Entries shown:
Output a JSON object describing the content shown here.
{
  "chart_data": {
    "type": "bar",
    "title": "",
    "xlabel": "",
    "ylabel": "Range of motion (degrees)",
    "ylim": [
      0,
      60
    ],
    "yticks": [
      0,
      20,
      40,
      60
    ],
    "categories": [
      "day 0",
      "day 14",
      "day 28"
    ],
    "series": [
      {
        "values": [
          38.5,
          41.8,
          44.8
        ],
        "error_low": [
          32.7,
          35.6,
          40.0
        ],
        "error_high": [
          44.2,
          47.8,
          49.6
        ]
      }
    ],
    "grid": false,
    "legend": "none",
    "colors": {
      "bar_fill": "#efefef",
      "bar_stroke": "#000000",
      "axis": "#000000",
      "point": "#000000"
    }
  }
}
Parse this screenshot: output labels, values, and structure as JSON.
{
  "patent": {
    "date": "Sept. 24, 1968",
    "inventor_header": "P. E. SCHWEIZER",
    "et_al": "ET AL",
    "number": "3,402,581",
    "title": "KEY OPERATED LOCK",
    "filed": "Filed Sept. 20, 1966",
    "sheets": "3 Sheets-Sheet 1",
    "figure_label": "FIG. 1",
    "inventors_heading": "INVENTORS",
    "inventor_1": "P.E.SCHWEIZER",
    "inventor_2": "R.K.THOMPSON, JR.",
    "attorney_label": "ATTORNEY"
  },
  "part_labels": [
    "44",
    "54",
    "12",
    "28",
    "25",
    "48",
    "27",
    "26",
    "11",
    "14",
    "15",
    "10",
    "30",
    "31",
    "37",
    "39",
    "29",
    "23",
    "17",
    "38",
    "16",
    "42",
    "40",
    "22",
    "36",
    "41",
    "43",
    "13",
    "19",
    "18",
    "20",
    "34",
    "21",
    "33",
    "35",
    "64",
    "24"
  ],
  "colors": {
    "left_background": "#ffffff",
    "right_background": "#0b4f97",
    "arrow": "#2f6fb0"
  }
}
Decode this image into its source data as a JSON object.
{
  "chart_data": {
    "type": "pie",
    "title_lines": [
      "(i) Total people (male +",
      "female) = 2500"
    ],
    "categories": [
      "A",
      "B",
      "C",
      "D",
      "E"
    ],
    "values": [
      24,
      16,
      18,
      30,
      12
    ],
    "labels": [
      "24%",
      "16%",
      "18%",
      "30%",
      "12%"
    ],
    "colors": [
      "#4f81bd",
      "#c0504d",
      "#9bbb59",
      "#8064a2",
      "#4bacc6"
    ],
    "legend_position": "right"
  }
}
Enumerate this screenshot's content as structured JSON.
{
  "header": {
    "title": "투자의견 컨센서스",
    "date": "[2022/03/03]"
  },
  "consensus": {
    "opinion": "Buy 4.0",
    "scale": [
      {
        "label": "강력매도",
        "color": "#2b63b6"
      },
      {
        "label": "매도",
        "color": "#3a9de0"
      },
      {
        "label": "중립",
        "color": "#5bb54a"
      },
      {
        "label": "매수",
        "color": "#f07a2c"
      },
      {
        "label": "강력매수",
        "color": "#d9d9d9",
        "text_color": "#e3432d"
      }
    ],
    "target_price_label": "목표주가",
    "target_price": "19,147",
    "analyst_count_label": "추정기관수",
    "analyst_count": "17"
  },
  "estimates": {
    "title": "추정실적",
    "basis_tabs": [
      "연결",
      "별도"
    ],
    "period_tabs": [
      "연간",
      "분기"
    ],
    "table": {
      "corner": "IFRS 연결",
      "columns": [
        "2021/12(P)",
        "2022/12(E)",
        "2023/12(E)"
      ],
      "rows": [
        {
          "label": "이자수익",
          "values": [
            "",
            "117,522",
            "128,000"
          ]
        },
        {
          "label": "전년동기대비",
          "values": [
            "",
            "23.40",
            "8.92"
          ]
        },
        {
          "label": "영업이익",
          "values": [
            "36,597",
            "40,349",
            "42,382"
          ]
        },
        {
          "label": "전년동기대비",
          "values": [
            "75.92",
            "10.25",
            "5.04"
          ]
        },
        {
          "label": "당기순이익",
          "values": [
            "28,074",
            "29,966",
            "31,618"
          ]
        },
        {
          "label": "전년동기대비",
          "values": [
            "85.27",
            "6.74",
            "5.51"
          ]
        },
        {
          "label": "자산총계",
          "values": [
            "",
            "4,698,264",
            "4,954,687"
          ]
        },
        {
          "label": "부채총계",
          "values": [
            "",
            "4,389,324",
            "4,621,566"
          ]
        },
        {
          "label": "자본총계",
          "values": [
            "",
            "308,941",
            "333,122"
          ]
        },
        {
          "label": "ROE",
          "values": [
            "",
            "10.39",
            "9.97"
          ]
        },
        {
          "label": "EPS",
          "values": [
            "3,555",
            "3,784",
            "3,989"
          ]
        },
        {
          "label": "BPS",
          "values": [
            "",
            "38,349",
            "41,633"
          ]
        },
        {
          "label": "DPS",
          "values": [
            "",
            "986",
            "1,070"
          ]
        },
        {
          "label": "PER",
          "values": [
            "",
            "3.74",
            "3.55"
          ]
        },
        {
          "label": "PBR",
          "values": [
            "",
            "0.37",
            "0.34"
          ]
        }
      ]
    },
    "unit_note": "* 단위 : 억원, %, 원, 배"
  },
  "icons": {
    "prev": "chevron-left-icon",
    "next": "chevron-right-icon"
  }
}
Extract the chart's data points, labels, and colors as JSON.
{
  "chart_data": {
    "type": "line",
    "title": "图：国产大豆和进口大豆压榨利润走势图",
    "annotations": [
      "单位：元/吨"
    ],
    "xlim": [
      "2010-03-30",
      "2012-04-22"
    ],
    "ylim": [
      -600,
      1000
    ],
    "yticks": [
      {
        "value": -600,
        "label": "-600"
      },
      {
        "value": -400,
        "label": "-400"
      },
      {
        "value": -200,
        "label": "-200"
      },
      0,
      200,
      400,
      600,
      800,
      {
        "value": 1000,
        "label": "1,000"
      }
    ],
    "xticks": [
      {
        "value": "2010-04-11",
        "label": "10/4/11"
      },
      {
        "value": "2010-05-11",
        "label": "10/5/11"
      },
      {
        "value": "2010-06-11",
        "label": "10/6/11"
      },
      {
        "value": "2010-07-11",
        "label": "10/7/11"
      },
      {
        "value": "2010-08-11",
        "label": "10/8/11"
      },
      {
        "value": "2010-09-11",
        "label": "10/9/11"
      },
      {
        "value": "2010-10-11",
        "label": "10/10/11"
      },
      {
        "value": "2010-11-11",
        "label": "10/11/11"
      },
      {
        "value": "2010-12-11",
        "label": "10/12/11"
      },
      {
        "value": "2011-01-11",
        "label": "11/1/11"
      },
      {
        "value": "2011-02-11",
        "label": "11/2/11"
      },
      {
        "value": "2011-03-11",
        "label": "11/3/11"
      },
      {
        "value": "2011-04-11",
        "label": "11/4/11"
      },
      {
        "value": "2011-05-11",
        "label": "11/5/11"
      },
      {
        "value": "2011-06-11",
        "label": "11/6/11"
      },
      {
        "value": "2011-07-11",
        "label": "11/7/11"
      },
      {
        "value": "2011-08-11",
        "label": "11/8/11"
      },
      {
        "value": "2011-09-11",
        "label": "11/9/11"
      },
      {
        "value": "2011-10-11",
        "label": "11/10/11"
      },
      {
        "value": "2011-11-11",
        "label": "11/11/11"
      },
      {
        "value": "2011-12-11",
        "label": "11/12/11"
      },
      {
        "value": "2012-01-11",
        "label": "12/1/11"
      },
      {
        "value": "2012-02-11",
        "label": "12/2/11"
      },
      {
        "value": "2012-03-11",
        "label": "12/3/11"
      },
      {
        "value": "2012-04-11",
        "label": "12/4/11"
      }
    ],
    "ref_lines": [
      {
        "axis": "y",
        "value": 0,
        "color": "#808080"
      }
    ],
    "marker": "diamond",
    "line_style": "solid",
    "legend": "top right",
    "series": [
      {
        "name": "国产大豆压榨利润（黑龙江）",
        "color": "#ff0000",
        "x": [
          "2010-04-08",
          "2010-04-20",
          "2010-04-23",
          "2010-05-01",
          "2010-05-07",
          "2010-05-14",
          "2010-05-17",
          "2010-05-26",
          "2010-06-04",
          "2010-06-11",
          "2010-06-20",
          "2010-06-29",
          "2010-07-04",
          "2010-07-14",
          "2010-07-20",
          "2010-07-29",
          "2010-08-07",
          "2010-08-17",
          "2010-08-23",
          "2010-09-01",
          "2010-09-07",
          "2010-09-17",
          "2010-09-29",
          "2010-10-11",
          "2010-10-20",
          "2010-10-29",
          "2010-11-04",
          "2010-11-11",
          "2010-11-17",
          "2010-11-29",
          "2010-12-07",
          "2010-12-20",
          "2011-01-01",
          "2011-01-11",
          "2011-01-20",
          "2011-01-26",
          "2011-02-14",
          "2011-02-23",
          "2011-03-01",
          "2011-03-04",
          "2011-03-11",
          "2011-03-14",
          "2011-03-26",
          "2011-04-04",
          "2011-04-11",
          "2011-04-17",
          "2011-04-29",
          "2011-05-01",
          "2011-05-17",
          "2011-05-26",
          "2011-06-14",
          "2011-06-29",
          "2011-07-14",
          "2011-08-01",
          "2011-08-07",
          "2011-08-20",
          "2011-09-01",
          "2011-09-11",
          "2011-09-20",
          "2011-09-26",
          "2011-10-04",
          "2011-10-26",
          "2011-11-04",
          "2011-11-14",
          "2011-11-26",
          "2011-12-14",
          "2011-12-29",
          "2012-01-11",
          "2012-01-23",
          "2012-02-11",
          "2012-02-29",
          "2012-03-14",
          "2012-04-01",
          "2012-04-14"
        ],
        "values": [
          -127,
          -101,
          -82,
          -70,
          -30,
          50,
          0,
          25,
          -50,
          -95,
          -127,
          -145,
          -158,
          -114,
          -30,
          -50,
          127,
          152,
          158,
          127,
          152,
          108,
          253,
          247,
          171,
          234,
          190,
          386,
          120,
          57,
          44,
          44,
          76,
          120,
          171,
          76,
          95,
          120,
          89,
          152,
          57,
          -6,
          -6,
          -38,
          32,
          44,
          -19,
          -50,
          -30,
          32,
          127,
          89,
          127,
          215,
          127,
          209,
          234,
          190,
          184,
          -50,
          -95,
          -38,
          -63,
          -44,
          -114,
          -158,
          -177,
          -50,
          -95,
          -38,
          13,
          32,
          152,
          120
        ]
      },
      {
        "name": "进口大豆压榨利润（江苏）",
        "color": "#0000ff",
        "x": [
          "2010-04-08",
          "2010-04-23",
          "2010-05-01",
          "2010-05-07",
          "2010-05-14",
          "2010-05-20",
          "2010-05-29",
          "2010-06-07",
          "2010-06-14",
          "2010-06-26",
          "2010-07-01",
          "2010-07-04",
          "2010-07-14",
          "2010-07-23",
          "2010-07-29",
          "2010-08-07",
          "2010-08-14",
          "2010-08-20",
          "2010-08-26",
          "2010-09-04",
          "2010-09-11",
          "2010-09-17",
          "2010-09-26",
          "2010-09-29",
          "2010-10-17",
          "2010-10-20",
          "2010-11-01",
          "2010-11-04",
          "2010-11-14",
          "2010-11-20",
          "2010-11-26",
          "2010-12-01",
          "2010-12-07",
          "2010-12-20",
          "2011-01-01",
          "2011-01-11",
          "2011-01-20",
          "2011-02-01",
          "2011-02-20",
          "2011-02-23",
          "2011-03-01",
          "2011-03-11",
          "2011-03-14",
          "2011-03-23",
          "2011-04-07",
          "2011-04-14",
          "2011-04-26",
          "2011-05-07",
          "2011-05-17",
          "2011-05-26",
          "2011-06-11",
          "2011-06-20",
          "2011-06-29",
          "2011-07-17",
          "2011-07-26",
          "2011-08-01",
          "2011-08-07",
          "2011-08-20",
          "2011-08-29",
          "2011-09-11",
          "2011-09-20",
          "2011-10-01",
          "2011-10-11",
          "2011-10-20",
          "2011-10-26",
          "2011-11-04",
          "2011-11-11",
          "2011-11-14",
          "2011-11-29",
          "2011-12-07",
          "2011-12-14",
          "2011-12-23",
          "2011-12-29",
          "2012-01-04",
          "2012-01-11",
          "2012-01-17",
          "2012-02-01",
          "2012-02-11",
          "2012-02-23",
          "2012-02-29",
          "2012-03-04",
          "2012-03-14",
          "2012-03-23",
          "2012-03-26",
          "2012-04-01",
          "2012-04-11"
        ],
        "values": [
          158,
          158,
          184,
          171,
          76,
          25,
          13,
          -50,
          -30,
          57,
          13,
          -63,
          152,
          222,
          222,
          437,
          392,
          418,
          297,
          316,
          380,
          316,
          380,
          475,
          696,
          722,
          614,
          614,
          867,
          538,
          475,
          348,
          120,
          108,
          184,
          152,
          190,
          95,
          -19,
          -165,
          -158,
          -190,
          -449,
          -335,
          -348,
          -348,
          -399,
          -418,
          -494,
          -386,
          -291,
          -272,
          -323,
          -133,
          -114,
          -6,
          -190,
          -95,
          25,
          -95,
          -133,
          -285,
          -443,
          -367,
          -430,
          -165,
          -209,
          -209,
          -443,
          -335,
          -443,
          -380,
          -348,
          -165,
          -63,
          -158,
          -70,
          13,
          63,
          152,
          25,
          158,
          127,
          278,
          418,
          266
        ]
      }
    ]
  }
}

Exercise brief:
Find every line in the entries that includes the word "Sept", then state how many there are and nothing else.

Written solution:
2